### [What needs to be done]
Reproduce every one of the rows below verbatim, keeping each character and line break unchanged.

━━━━━ Records supplied

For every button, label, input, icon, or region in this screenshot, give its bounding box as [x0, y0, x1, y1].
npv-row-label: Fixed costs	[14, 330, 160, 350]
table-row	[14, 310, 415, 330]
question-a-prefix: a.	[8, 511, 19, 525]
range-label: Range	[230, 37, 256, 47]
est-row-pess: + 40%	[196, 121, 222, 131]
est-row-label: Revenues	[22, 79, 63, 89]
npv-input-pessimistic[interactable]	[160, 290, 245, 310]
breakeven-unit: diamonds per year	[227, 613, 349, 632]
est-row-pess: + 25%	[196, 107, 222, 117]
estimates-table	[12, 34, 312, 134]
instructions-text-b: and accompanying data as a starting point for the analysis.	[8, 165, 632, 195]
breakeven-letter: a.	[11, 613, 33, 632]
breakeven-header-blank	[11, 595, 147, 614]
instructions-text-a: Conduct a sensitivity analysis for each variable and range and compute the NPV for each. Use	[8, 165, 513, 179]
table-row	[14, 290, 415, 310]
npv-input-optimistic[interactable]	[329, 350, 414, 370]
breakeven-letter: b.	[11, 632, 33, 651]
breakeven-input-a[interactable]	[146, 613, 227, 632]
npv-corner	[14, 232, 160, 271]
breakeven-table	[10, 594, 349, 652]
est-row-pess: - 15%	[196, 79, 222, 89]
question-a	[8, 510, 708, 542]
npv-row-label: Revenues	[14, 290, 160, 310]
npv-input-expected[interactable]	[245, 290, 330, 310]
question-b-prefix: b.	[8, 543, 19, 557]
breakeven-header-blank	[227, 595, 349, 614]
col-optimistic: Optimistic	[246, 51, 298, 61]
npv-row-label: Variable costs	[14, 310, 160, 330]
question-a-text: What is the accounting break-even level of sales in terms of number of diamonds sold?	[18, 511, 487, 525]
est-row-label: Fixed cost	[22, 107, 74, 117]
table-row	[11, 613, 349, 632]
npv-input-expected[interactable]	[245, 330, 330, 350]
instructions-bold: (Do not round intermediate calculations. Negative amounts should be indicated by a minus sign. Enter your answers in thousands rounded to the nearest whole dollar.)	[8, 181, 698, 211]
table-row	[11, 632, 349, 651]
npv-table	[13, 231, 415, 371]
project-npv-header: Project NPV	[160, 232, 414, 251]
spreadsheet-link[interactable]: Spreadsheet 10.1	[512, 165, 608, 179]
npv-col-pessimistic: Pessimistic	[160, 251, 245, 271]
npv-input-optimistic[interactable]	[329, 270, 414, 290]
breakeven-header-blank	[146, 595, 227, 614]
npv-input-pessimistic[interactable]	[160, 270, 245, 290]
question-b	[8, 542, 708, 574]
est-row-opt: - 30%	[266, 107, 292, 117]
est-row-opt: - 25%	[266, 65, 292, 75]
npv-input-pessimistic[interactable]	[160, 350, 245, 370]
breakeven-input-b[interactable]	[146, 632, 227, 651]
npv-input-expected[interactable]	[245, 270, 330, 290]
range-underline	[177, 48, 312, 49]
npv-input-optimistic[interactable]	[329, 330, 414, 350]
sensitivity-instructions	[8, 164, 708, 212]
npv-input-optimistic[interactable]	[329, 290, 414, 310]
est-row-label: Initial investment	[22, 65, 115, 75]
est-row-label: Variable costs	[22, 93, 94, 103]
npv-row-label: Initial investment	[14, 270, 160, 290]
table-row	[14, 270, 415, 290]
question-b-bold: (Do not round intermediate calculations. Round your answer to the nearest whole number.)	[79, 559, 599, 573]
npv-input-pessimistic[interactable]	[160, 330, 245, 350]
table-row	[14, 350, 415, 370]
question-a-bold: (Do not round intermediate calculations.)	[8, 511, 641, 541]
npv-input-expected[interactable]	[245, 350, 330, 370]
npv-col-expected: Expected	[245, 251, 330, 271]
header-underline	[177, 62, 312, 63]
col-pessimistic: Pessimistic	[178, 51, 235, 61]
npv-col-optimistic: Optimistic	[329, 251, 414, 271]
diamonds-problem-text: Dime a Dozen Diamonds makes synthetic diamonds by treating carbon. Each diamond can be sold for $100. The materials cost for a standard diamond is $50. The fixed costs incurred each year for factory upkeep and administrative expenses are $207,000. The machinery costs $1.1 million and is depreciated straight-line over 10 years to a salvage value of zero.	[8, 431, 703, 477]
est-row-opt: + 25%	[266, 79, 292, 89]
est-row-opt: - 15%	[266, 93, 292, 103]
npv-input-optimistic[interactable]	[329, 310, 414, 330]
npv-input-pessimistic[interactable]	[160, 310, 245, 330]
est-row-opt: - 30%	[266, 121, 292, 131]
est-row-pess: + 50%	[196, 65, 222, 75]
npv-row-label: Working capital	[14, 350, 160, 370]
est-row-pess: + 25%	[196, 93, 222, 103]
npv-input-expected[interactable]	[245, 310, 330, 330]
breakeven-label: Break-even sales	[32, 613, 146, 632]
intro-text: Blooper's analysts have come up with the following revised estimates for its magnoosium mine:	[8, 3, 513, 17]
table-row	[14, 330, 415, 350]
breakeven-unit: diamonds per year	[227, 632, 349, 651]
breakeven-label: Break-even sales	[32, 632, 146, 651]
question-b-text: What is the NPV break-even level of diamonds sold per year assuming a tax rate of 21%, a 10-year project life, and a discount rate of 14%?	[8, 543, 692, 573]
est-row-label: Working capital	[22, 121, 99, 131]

━━━━━━━━━━

### [Reply to the exercise]
For every button, label, input, icon, or region in this screenshot, give its bounding box as [x0, y0, x1, y1].
npv-row-label: Fixed costs	[14, 330, 160, 350]
table-row	[14, 310, 415, 330]
question-a-prefix: a.	[8, 511, 19, 525]
range-label: Range	[230, 37, 256, 47]
est-row-pess: + 40%	[196, 121, 222, 131]
est-row-label: Revenues	[22, 79, 63, 89]
npv-input-pessimistic[interactable]	[160, 290, 245, 310]
breakeven-unit: diamonds per year	[227, 613, 349, 632]
est-row-pess: + 25%	[196, 107, 222, 117]
estimates-table	[12, 34, 312, 134]
instructions-text-b: and accompanying data as a starting point for the analysis.	[8, 165, 632, 195]
breakeven-letter: a.	[11, 613, 33, 632]
breakeven-header-blank	[11, 595, 147, 614]
instructions-text-a: Conduct a sensitivity analysis for each variable and range and compute the NPV for each. Use	[8, 165, 513, 179]
table-row	[14, 290, 415, 310]
npv-input-optimistic[interactable]	[329, 350, 414, 370]
breakeven-letter: b.	[11, 632, 33, 651]
breakeven-input-a[interactable]	[146, 613, 227, 632]
npv-corner	[14, 232, 160, 271]
breakeven-table	[10, 594, 349, 652]
est-row-pess: - 15%	[196, 79, 222, 89]
question-a	[8, 510, 708, 542]
npv-row-label: Revenues	[14, 290, 160, 310]
npv-input-expected[interactable]	[245, 290, 330, 310]
question-b-prefix: b.	[8, 543, 19, 557]
breakeven-header-blank	[227, 595, 349, 614]
col-optimistic: Optimistic	[246, 51, 298, 61]
npv-row-label: Variable costs	[14, 310, 160, 330]
question-a-text: What is the accounting break-even level of sales in terms of number of diamonds sold?	[18, 511, 487, 525]
est-row-label: Fixed cost	[22, 107, 74, 117]
table-row	[11, 613, 349, 632]
npv-input-expected[interactable]	[245, 330, 330, 350]
instructions-bold: (Do not round intermediate calculations. Negative amounts should be indicated by a minus sign. Enter your answers in thousands rounded to the nearest whole dollar.)	[8, 181, 698, 211]
table-row	[11, 632, 349, 651]
npv-table	[13, 231, 415, 371]
project-npv-header: Project NPV	[160, 232, 414, 251]
spreadsheet-link[interactable]: Spreadsheet 10.1	[512, 165, 608, 179]
npv-col-pessimistic: Pessimistic	[160, 251, 245, 271]
npv-input-optimistic[interactable]	[329, 270, 414, 290]
breakeven-header-blank	[146, 595, 227, 614]
npv-input-pessimistic[interactable]	[160, 270, 245, 290]
question-b	[8, 542, 708, 574]
est-row-opt: - 30%	[266, 107, 292, 117]
est-row-opt: - 25%	[266, 65, 292, 75]
npv-input-pessimistic[interactable]	[160, 350, 245, 370]
breakeven-input-b[interactable]	[146, 632, 227, 651]
npv-input-expected[interactable]	[245, 270, 330, 290]
range-underline	[177, 48, 312, 49]
npv-input-optimistic[interactable]	[329, 330, 414, 350]
sensitivity-instructions	[8, 164, 708, 212]
npv-input-optimistic[interactable]	[329, 290, 414, 310]
est-row-label: Initial investment	[22, 65, 115, 75]
est-row-label: Variable costs	[22, 93, 94, 103]
npv-row-label: Initial investment	[14, 270, 160, 290]
table-row	[14, 270, 415, 290]
question-b-bold: (Do not round intermediate calculations. Round your answer to the nearest whole number.)	[79, 559, 599, 573]
npv-input-pessimistic[interactable]	[160, 330, 245, 350]
table-row	[14, 350, 415, 370]
question-a-bold: (Do not round intermediate calculations.)	[8, 511, 641, 541]
npv-input-expected[interactable]	[245, 350, 330, 370]
npv-col-expected: Expected	[245, 251, 330, 271]
header-underline	[177, 62, 312, 63]
col-pessimistic: Pessimistic	[178, 51, 235, 61]
npv-col-optimistic: Optimistic	[329, 251, 414, 271]
diamonds-problem-text: Dime a Dozen Diamonds makes synthetic diamonds by treating carbon. Each diamond can be sold for $100. The materials cost for a standard diamond is $50. The fixed costs incurred each year for factory upkeep and administrative expenses are $207,000. The machinery costs $1.1 million and is depreciated straight-line over 10 years to a salvage value of zero.	[8, 431, 703, 477]
est-row-opt: + 25%	[266, 79, 292, 89]
est-row-opt: - 15%	[266, 93, 292, 103]
npv-input-optimistic[interactable]	[329, 310, 414, 330]
npv-input-pessimistic[interactable]	[160, 310, 245, 330]
est-row-opt: - 30%	[266, 121, 292, 131]
est-row-pess: + 50%	[196, 65, 222, 75]
npv-row-label: Working capital	[14, 350, 160, 370]
est-row-pess: + 25%	[196, 93, 222, 103]
npv-input-expected[interactable]	[245, 310, 330, 330]
breakeven-label: Break-even sales	[32, 613, 146, 632]
intro-text: Blooper's analysts have come up with the following revised estimates for its magnoosium mine:	[8, 3, 513, 17]
table-row	[14, 330, 415, 350]
breakeven-unit: diamonds per year	[227, 632, 349, 651]
breakeven-label: Break-even sales	[32, 632, 146, 651]
question-b-text: What is the NPV break-even level of diamonds sold per year assuming a tax rate of 21%, a 10-year project life, and a discount rate of 14%?	[8, 543, 692, 573]
est-row-label: Working capital	[22, 121, 99, 131]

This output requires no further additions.